### TASK INSTRUCTIONS
Please state how many lines of the records hold the string "signalling", giving nothing but the number.
*** DATA SHOWN ***
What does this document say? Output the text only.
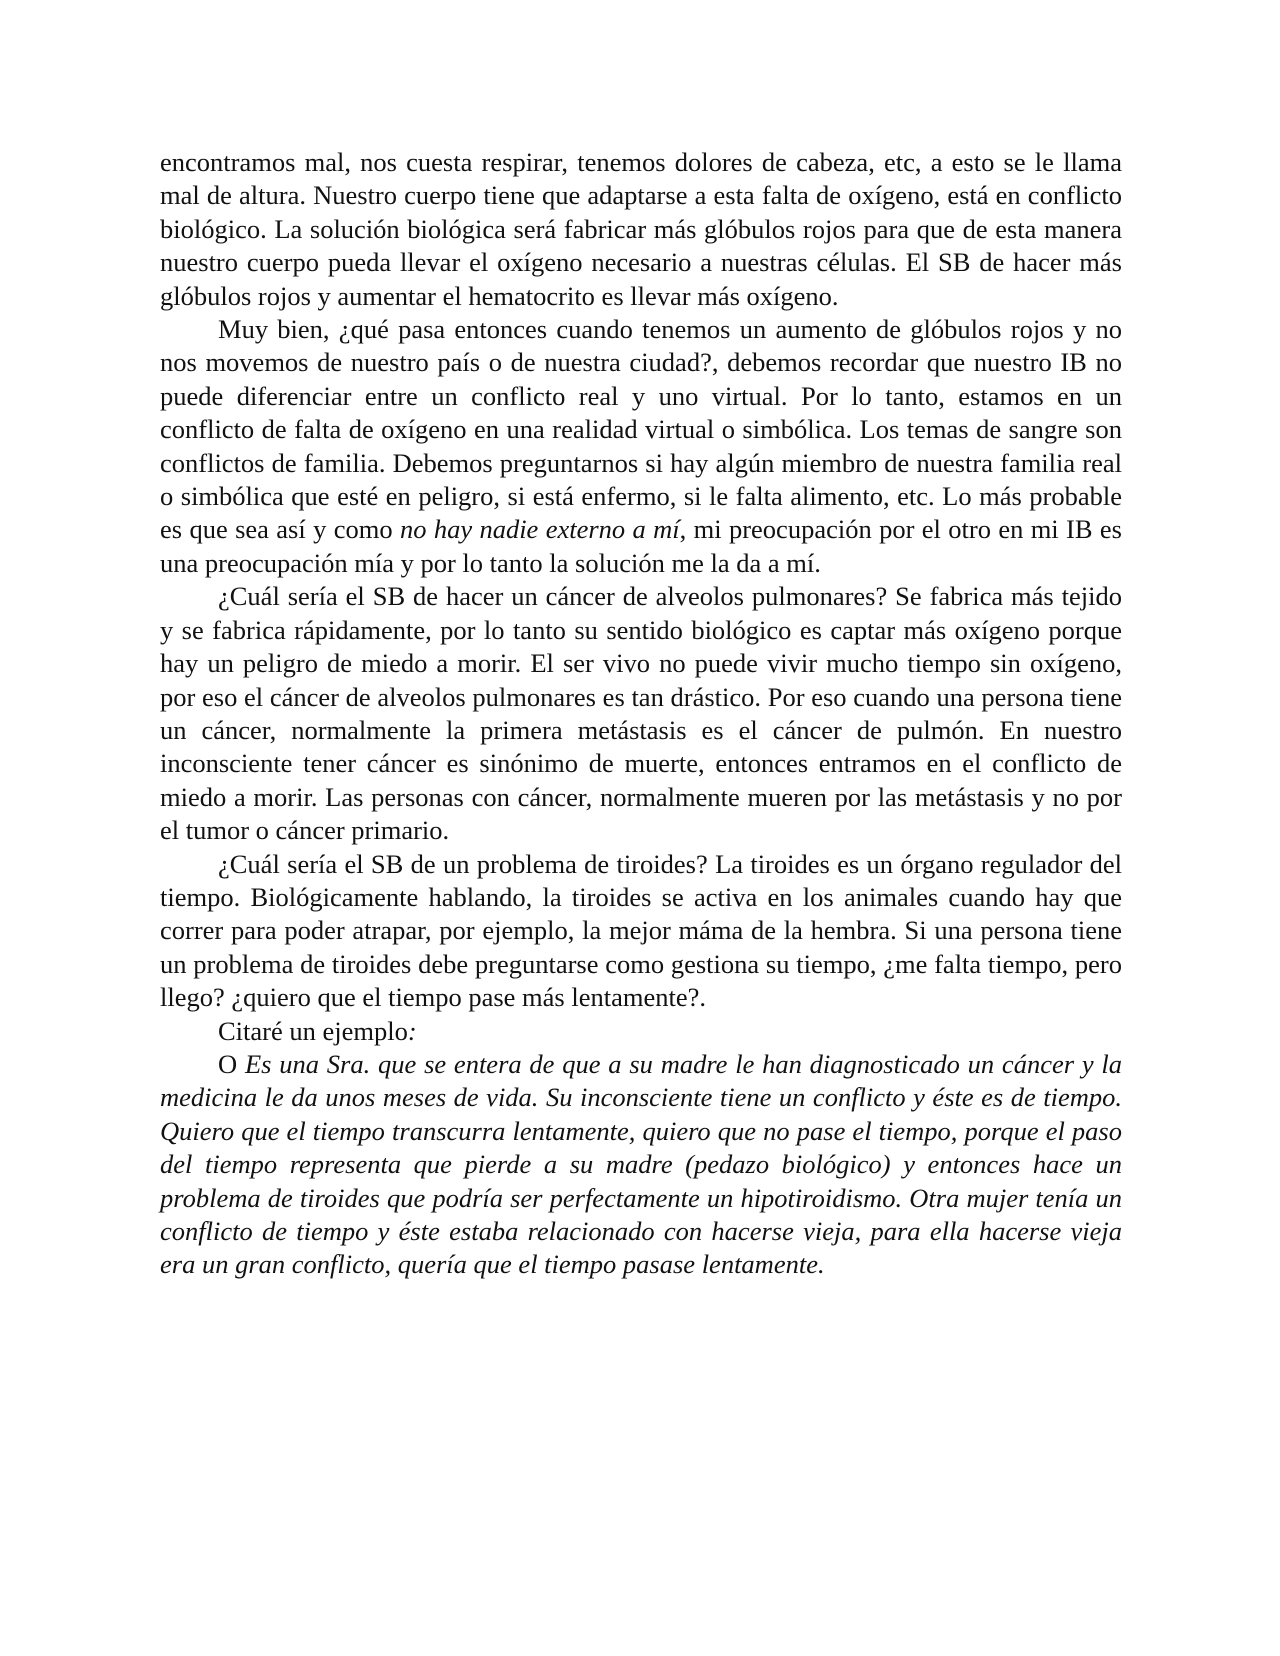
encontramos mal, nos cuesta respirar, tenemos dolores de cabeza, etc, a esto se le llama mal de altura. Nuestro cuerpo tiene que adaptarse a esta falta de oxígeno, está en conflicto biológico. La solución biológica será fabricar más glóbulos rojos para que de esta manera nuestro cuerpo pueda llevar el oxígeno necesario a nuestras células. El SB de hacer más glóbulos rojos y aumentar el hematocrito es llevar más oxígeno.

Muy bien, ¿qué pasa entonces cuando tenemos un aumento de glóbulos rojos y no nos movemos de nuestro país o de nuestra ciudad?, debemos recordar que nuestro IB no puede diferenciar entre un conflicto real y uno virtual. Por lo tanto, estamos en un conflicto de falta de oxígeno en una realidad virtual o simbólica. Los temas de sangre son conflictos de familia. Debemos preguntarnos si hay algún miembro de nuestra familia real o simbólica que esté en peligro, si está enfermo, si le falta alimento, etc. Lo más probable es que sea así y como no hay nadie externo a mí, mi preocupación por el otro en mi IB es una preocupación mía y por lo tanto la solución me la da a mí.

¿Cuál sería el SB de hacer un cáncer de alveolos pulmonares? Se fabrica más tejido y se fabrica rápidamente, por lo tanto su sentido biológico es captar más oxígeno porque hay un peligro de miedo a morir. El ser vivo no puede vivir mucho tiempo sin oxígeno, por eso el cáncer de alveolos pulmonares es tan drástico. Por eso cuando una persona tiene un cáncer, normalmente la primera metástasis es el cáncer de pulmón. En nuestro inconsciente tener cáncer es sinónimo de muerte, entonces entramos en el conflicto de miedo a morir. Las personas con cáncer, normalmente mueren por las metástasis y no por el tumor o cáncer primario.

¿Cuál sería el SB de un problema de tiroides? La tiroides es un órgano regulador del tiempo. Biológicamente hablando, la tiroides se activa en los animales cuando hay que correr para poder atrapar, por ejemplo, la mejor máma de la hembra. Si una persona tiene un problema de tiroides debe preguntarse como gestiona su tiempo, ¿me falta tiempo, pero llego? ¿quiero que el tiempo pase más lentamente?.

Citaré un ejemplo:

O Es una Sra. que se entera de que a su madre le han diagnosticado un cáncer y la medicina le da unos meses de vida. Su inconsciente tiene un conflicto y éste es de tiempo. Quiero que el tiempo transcurra lentamente, quiero que no pase el tiempo, porque el paso del tiempo representa que pierde a su madre (pedazo biológico) y entonces hace un problema de tiroides que podría ser perfectamente un hipotiroidismo. Otra mujer tenía un conflicto de tiempo y éste estaba relacionado con hacerse vieja, para ella hacerse vieja era un gran conflicto, quería que el tiempo pasase lentamente.
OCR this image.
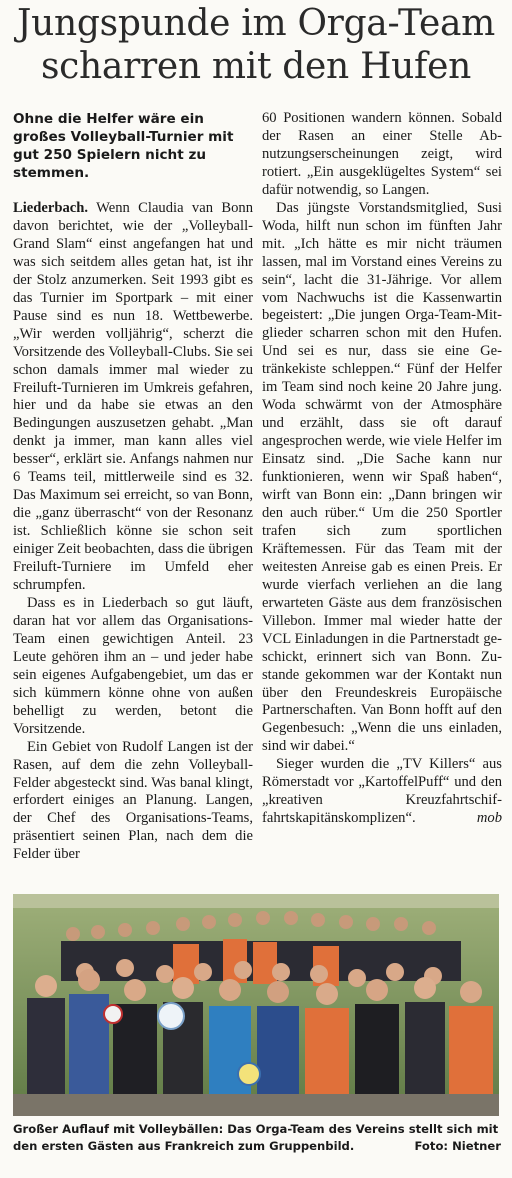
Jungspunde im Orga-Team
scharren mit den Hufen

Ohne die Helfer wäre ein großes Volleyball-Turnier mit gut 250 Spielern nicht zu stemmen.

Liederbach. Wenn Claudia van Bonn davon berichtet, wie der „Volleyball-Grand Slam“ einst angefangen hat und was sich seitdem alles getan hat, ist ihr der Stolz anzumerken. Seit 1993 gibt es das Turnier im Sportpark – mit einer Pause sind es nun 18. Wettbewerbe. „Wir werden volljährig“, scherzt die Vorsitzende des Volleyball-Clubs. Sie sei schon damals immer mal wieder zu Freiluft-Turnieren im Umkreis gefahren, hier und da habe sie etwas an den Bedingungen auszusetzen gehabt. „Man denkt ja immer, man kann alles viel besser“, erklärt sie. Anfangs nahmen nur 6 Teams teil, mittlerweile sind es 32. Das Maximum sei erreicht, so van Bonn, die „ganz überrascht“ von der Resonanz ist. Schließlich könne sie schon seit einiger Zeit beobachten, dass die übrigen Freiluft-Turniere im Umfeld eher schrumpfen.

Dass es in Liederbach so gut läuft, daran hat vor allem das Organisations-Team einen gewichtigen Anteil. 23 Leute gehören ihm an – und jeder habe sein eigenes Aufgabengebiet, um das er sich kümmern könne ohne von außen behelligt zu werden, betont die Vorsitzende.

Ein Gebiet von Rudolf Langen ist der Rasen, auf dem die zehn Volleyball-Felder abgesteckt sind. Was banal klingt, erfordert einiges an Planung. Langen, der Chef des Organisations-Teams, präsentiert seinen Plan, nach dem die Felder über

60 Positionen wandern können. Sobald der Rasen an einer Stelle Abnutzungserscheinungen zeigt, wird rotiert. „Ein ausgeklügeltes System“ sei dafür notwendig, so Langen.

Das jüngste Vorstandsmitglied, Susi Woda, hilft nun schon im fünften Jahr mit. „Ich hätte es mir nicht träumen lassen, mal im Vorstand eines Vereins zu sein“, lacht die 31-Jährige. Vor allem vom Nachwuchs ist die Kassenwartin begeistert: „Die jungen Orga-Team-Mitglieder scharren schon mit den Hufen. Und sei es nur, dass sie eine Getränkekiste schleppen.“ Fünf der Helfer im Team sind noch keine 20 Jahre jung. Woda schwärmt von der Atmosphäre und erzählt, dass sie oft darauf angesprochen werde, wie viele Helfer im Einsatz sind. „Die Sache kann nur funktionieren, wenn wir Spaß haben“, wirft van Bonn ein: „Dann bringen wir den auch rüber.“ Um die 250 Sportler trafen sich zum sportlichen Kräftemessen. Für das Team mit der weitesten Anreise gab es einen Preis. Er wurde vierfach verliehen an die lang erwarteten Gäste aus dem französischen Villebon. Immer mal wieder hatte der VCL Einladungen in die Partnerstadt geschickt, erinnert sich van Bonn. Zustande gekommen war der Kontakt nun über den Freundeskreis Europäische Partnerschaften. Van Bonn hofft auf den Gegenbesuch: „Wenn die uns einladen, sind wir dabei.“

Sieger wurden die „TV Killers“ aus Römerstadt vor „KartoffelPuff“ und den „kreativen Kreuzfahrtschiffahrtskapitänskomplizen“.	mob

Großer Auflauf mit Volleybällen: Das Orga-Team des Vereins stellt sich mit den ersten Gästen aus Frankreich zum Gruppenbild.	Foto: Nietner
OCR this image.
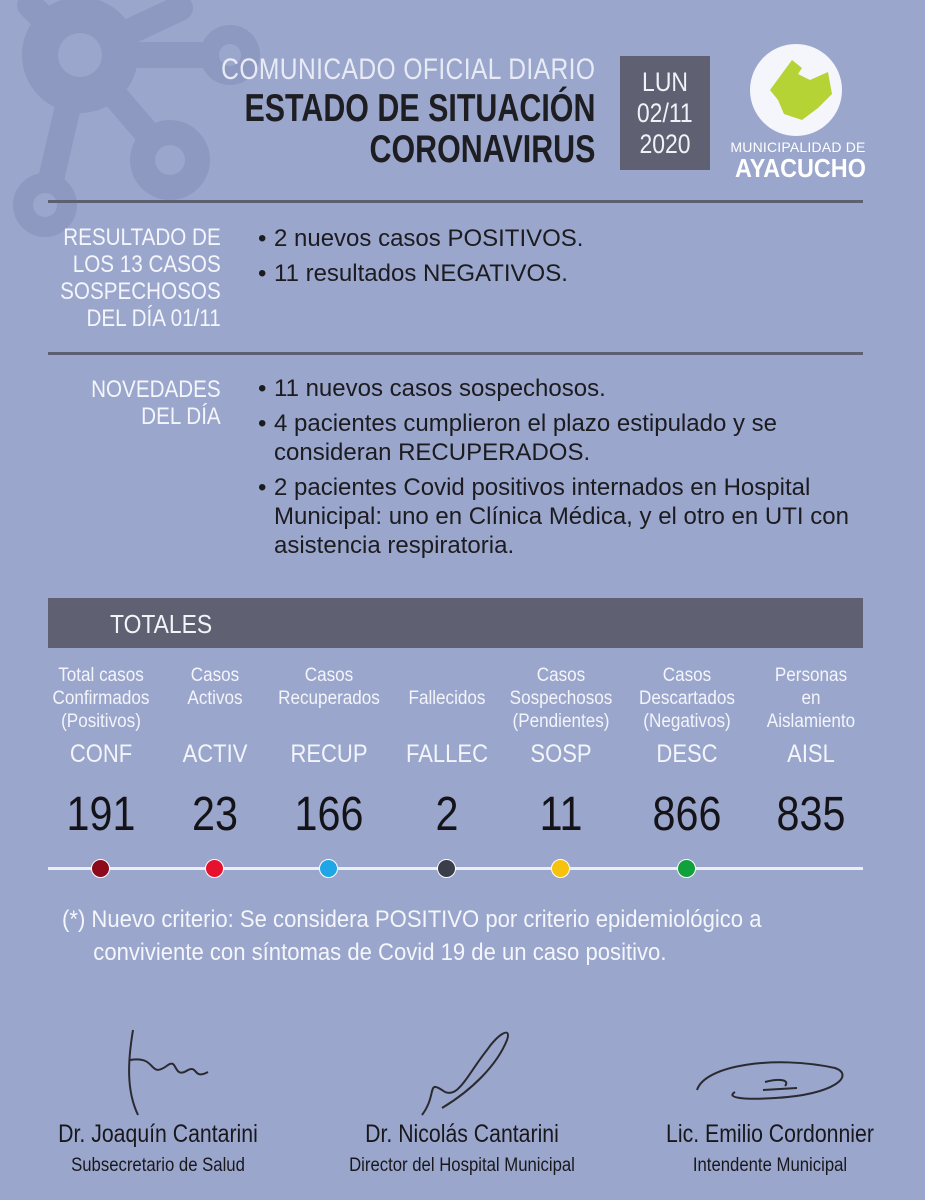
COMUNICADO OFICIAL DIARIO
ESTADO DE SITUACIÓN
CORONAVIRUS
LUN
02/11
2020	MUNICIPALIDAD DE
AYACUCHO
RESULTADO DE
LOS 13 CASOS
SOSPECHOSOS
DEL DÍA 01/11
• 2 nuevos casos POSITIVOS.
• 11 resultados NEGATIVOS.
NOVEDADES
DEL DÍA
• 11 nuevos casos sospechosos.
• 4 pacientes cumplieron el plazo estipulado y se consideran RECUPERADOS.
• 2 pacientes Covid positivos internados en Hospital Municipal: uno en Clínica Médica, y el otro en UTI con asistencia respiratoria.
TOTALES
Total casos
Confirmados
(Positivos)
CONF
191
Casos
Activos
ACTIV
23
Casos
Recuperados
RECUP
166
Fallecidos
FALLEC
2
Casos
Sospechosos
(Pendientes)
SOSP
11
Casos
Descartados
(Negativos)
DESC
866
Personas
en
Aislamiento
AISL
835
(*) Nuevo criterio: Se considera POSITIVO por criterio epidemiológico a
conviviente con síntomas de Covid 19 de un caso positivo.
Dr. Joaquín Cantarini
Subsecretario de Salud
Dr. Nicolás Cantarini
Director del Hospital Municipal
Lic. Emilio Cordonnier
Intendente Municipal
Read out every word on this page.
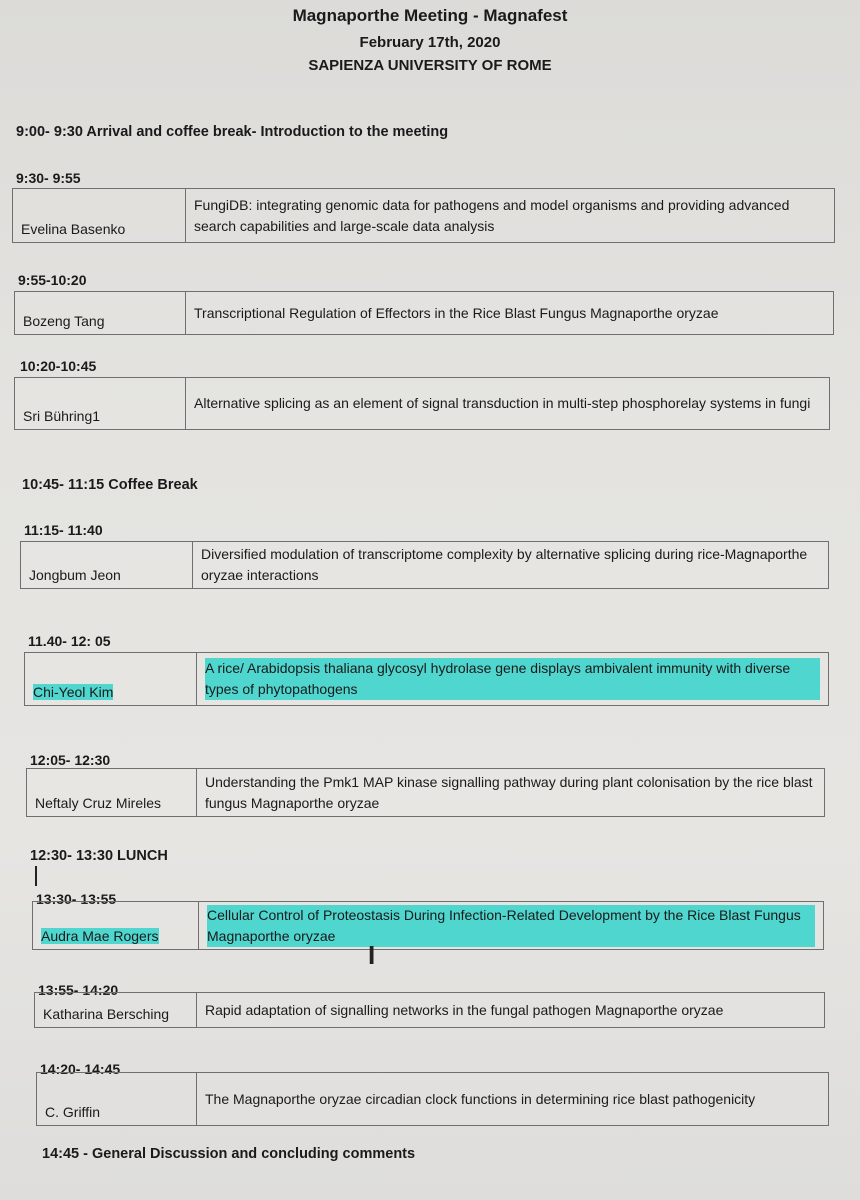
Magnaporthe Meeting - Magnafest
February 17th, 2020
SAPIENZA UNIVERSITY OF ROME
9:00- 9:30 Arrival and coffee break- Introduction to the meeting
9:30- 9:55
Evelina Basenko
FungiDB: integrating genomic data for pathogens and model organisms and providing advanced search capabilities and large-scale data analysis
9:55-10:20
Bozeng Tang
Transcriptional Regulation of Effectors in the Rice Blast Fungus Magnaporthe oryzae
10:20-10:45
Sri Bühring1
Alternative splicing as an element of signal transduction in multi-step phosphorelay systems in fungi
10:45- 11:15 Coffee Break
11:15- 11:40
Jongbum Jeon
Diversified modulation of transcriptome complexity by alternative splicing during rice-Magnaporthe oryzae interactions
11.40- 12: 05
Chi-Yeol Kim
A rice/ Arabidopsis thaliana glycosyl hydrolase gene displays ambivalent immunity with diverse types of phytopathogens
12:05- 12:30
Neftaly Cruz Mireles
Understanding the Pmk1 MAP kinase signalling pathway during plant colonisation by the rice blast fungus Magnaporthe oryzae
12:30- 13:30 LUNCH
13:30- 13:55
Audra Mae Rogers
Cellular Control of Proteostasis During Infection-Related Development by the Rice Blast Fungus Magnaporthe oryzae
I
13:55- 14:20
Katharina Bersching	Rapid adaptation of signalling networks in the fungal pathogen Magnaporthe oryzae
14:20- 14:45
C. Griffin
The Magnaporthe oryzae circadian clock functions in determining rice blast pathogenicity
14:45 - General Discussion and concluding comments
*** End of DATA SHOWN ***
### SOLUTION BELOW
2